Problem to work on >> Any picture among the records should be left out, please; retype the rest exactly.

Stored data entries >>
......

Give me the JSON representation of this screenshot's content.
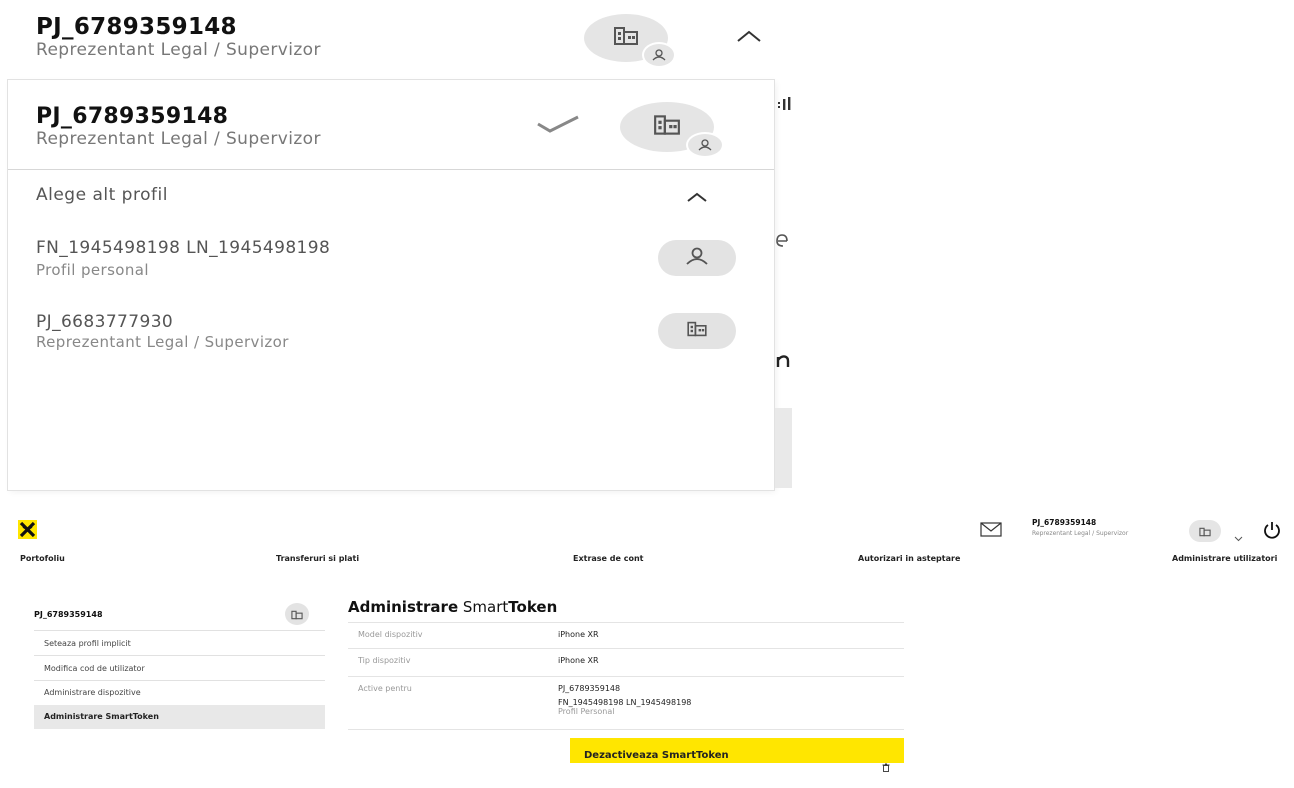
{
  "zoom": {
    "header": {
      "profile_id": "PJ_6789359148",
      "role": "Reprezentant Legal / Supervizor"
    },
    "dropdown": {
      "current": {
        "profile_id": "PJ_6789359148",
        "role": "Reprezentant Legal / Supervizor"
      },
      "choose_label": "Alege alt profil",
      "profiles": [
        {
          "title": "FN_1945498198 LN_1945498198",
          "subtitle": "Profil personal",
          "icon": "person-icon"
        },
        {
          "title": "PJ_6683777930",
          "subtitle": "Reprezentant Legal / Supervizor",
          "icon": "building-icon"
        }
      ]
    }
  },
  "app": {
    "brand_color": "#ffe600",
    "header": {
      "profile_id": "PJ_6789359148",
      "role": "Reprezentant Legal / Supervizor"
    },
    "nav": [
      "Portofoliu",
      "Transferuri si plati",
      "Extrase de cont",
      "Autorizari in asteptare",
      "Administrare utilizatori"
    ],
    "sidebar": {
      "profile_id": "PJ_6789359148",
      "items": [
        {
          "label": "Seteaza profil implicit",
          "active": false
        },
        {
          "label": "Modifica cod de utilizator",
          "active": false
        },
        {
          "label": "Administrare dispozitive",
          "active": false
        },
        {
          "label": "Administrare SmartToken",
          "active": true
        }
      ]
    },
    "main": {
      "title_bold_1": "Administrare",
      "title_regular": " Smart",
      "title_bold_2": "Token",
      "rows": [
        {
          "label": "Model dispozitiv",
          "value": "iPhone XR"
        },
        {
          "label": "Tip dispozitiv",
          "value": "iPhone XR"
        },
        {
          "label": "Active pentru",
          "value": "PJ_6789359148",
          "value2": "FN_1945498198 LN_1945498198",
          "value3": "Profil Personal"
        }
      ],
      "deactivate_label": "Dezactiveaza SmartToken"
    }
  }
}
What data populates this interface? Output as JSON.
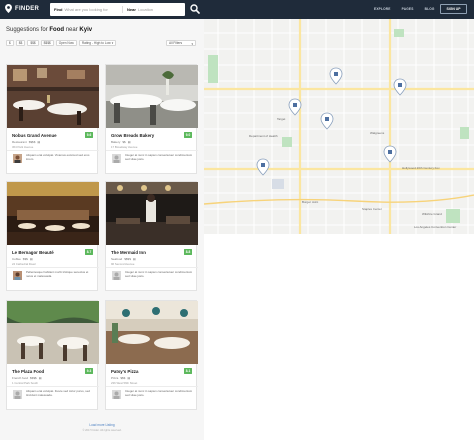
{
  "header": {
    "brand": "FINDER",
    "search_what_label": "Find",
    "search_what_placeholder": "What are you looking for",
    "search_where_label": "Near",
    "search_where_placeholder": "Location",
    "nav": [
      "EXPLORE",
      "PAGES",
      "BLOG"
    ],
    "signup": "SIGN UP"
  },
  "listing": {
    "suggest_prefix": "Suggestions for",
    "suggest_term": "Food",
    "suggest_mid": "near",
    "suggest_place": "Kyiv",
    "filters": [
      "$",
      "$$",
      "$$$",
      "$$$$",
      "Open Now",
      "Rating - High to Low"
    ],
    "all_filters": "All Filters",
    "cards": [
      {
        "title": "Nobus Grand Avenue",
        "score": "9.6",
        "category": "Restaurant",
        "price": "$$$$",
        "address": "364 Park Avenue",
        "review": "Aliquam erat volutpat. Vivamus euismod sed eros lorem."
      },
      {
        "title": "Grow Breads Bakery",
        "score": "9.0",
        "category": "Bakery",
        "price": "$$",
        "address": "17 Broadway Avenue",
        "review": "Integer at nunc in sapien consectetuer condimentum sed vitae justo."
      },
      {
        "title": "Le Bernagor Beauté",
        "score": "8.7",
        "category": "Coffee",
        "price": "$$$",
        "address": "24 Cathedral Road",
        "review": "Pellentesque habitant morbi tristique senectus et netus et malesuada."
      },
      {
        "title": "The Mermaid Inn",
        "score": "8.8",
        "category": "Seafood",
        "price": "$$$$",
        "address": "96 Second Avenue",
        "review": "Integer at nunc in sapien consectetuer condimentum sed vitae justo."
      },
      {
        "title": "The Plaza Food",
        "score": "9.3",
        "category": "French food",
        "price": "$$$$",
        "address": "1 Central Park South",
        "review": "Aliquam erat volutpat. Fusce sed tortor purus, sed tincidunt malesuada."
      },
      {
        "title": "Patsy's Pizza",
        "score": "8.1",
        "category": "Pizza",
        "price": "$$$",
        "address": "236 West 56th Street",
        "review": "Integer at nunc in sapien consectetuer condimentum sed vitae justo."
      }
    ],
    "load_more": "Load more Listing",
    "copyright": "© 2017 Finder. All rights reserved."
  },
  "map": {
    "labels": [
      "Target",
      "Department of Health",
      "Walgreens",
      "Hollywood 20th Century Fox",
      "Burger Joint",
      "Los Angeles Convention Center",
      "Staples Center",
      "Wilshire Grand"
    ]
  }
}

......

Result of the task >>
Give me the JSON representation of this screenshot's content.
{
  "zoom": {
    "header": {
      "profile_id": "PJ_6789359148",
      "role": "Reprezentant Legal / Supervizor"
    },
    "dropdown": {
      "current": {
        "profile_id": "PJ_6789359148",
        "role": "Reprezentant Legal / Supervizor"
      },
      "choose_label": "Alege alt profil",
      "profiles": [
        {
          "title": "FN_1945498198 LN_1945498198",
          "subtitle": "Profil personal",
          "icon": "person-icon"
        },
        {
          "title": "PJ_6683777930",
          "subtitle": "Reprezentant Legal / Supervizor",
          "icon": "building-icon"
        }
      ]
    }
  },
  "app": {
    "brand_color": "#ffe600",
    "header": {
      "profile_id": "PJ_6789359148",
      "role": "Reprezentant Legal / Supervizor"
    },
    "nav": [
      "Portofoliu",
      "Transferuri si plati",
      "Extrase de cont",
      "Autorizari in asteptare",
      "Administrare utilizatori"
    ],
    "sidebar": {
      "profile_id": "PJ_6789359148",
      "items": [
        {
          "label": "Seteaza profil implicit",
          "active": false
        },
        {
          "label": "Modifica cod de utilizator",
          "active": false
        },
        {
          "label": "Administrare dispozitive",
          "active": false
        },
        {
          "label": "Administrare SmartToken",
          "active": true
        }
      ]
    },
    "main": {
      "title_bold_1": "Administrare",
      "title_regular": " Smart",
      "title_bold_2": "Token",
      "rows": [
        {
          "label": "Model dispozitiv",
          "value": "iPhone XR"
        },
        {
          "label": "Tip dispozitiv",
          "value": "iPhone XR"
        },
        {
          "label": "Active pentru",
          "value": "PJ_6789359148",
          "value2": "FN_1945498198 LN_1945498198",
          "value3": "Profil Personal"
        }
      ],
      "deactivate_label": "Dezactiveaza SmartToken"
    }
  }
}
What data populates this interface? Output as JSON.
{
  "header": {
    "brand": "FINDER",
    "search_what_label": "Find",
    "search_what_placeholder": "What are you looking for",
    "search_where_label": "Near",
    "search_where_placeholder": "Location",
    "nav": [
      "EXPLORE",
      "PAGES",
      "BLOG"
    ],
    "signup": "SIGN UP"
  },
  "listing": {
    "suggest_prefix": "Suggestions for",
    "suggest_term": "Food",
    "suggest_mid": "near",
    "suggest_place": "Kyiv",
    "filters": [
      "$",
      "$$",
      "$$$",
      "$$$$",
      "Open Now",
      "Rating - High to Low"
    ],
    "all_filters": "All Filters",
    "cards": [
      {
        "title": "Nobus Grand Avenue",
        "score": "9.6",
        "category": "Restaurant",
        "price": "$$$$",
        "address": "364 Park Avenue",
        "review": "Aliquam erat volutpat. Vivamus euismod sed eros lorem."
      },
      {
        "title": "Grow Breads Bakery",
        "score": "9.0",
        "category": "Bakery",
        "price": "$$",
        "address": "17 Broadway Avenue",
        "review": "Integer at nunc in sapien consectetuer condimentum sed vitae justo."
      },
      {
        "title": "Le Bernagor Beauté",
        "score": "8.7",
        "category": "Coffee",
        "price": "$$$",
        "address": "24 Cathedral Road",
        "review": "Pellentesque habitant morbi tristique senectus et netus et malesuada."
      },
      {
        "title": "The Mermaid Inn",
        "score": "8.8",
        "category": "Seafood",
        "price": "$$$$",
        "address": "96 Second Avenue",
        "review": "Integer at nunc in sapien consectetuer condimentum sed vitae justo."
      },
      {
        "title": "The Plaza Food",
        "score": "9.3",
        "category": "French food",
        "price": "$$$$",
        "address": "1 Central Park South",
        "review": "Aliquam erat volutpat. Fusce sed tortor purus, sed tincidunt malesuada."
      },
      {
        "title": "Patsy's Pizza",
        "score": "8.1",
        "category": "Pizza",
        "price": "$$$",
        "address": "236 West 56th Street",
        "review": "Integer at nunc in sapien consectetuer condimentum sed vitae justo."
      }
    ],
    "load_more": "Load more Listing",
    "copyright": "© 2017 Finder. All rights reserved."
  },
  "map": {
    "labels": [
      "Target",
      "Department of Health",
      "Walgreens",
      "Hollywood 20th Century Fox",
      "Burger Joint",
      "Los Angeles Convention Center",
      "Staples Center",
      "Wilshire Grand"
    ]
  }
}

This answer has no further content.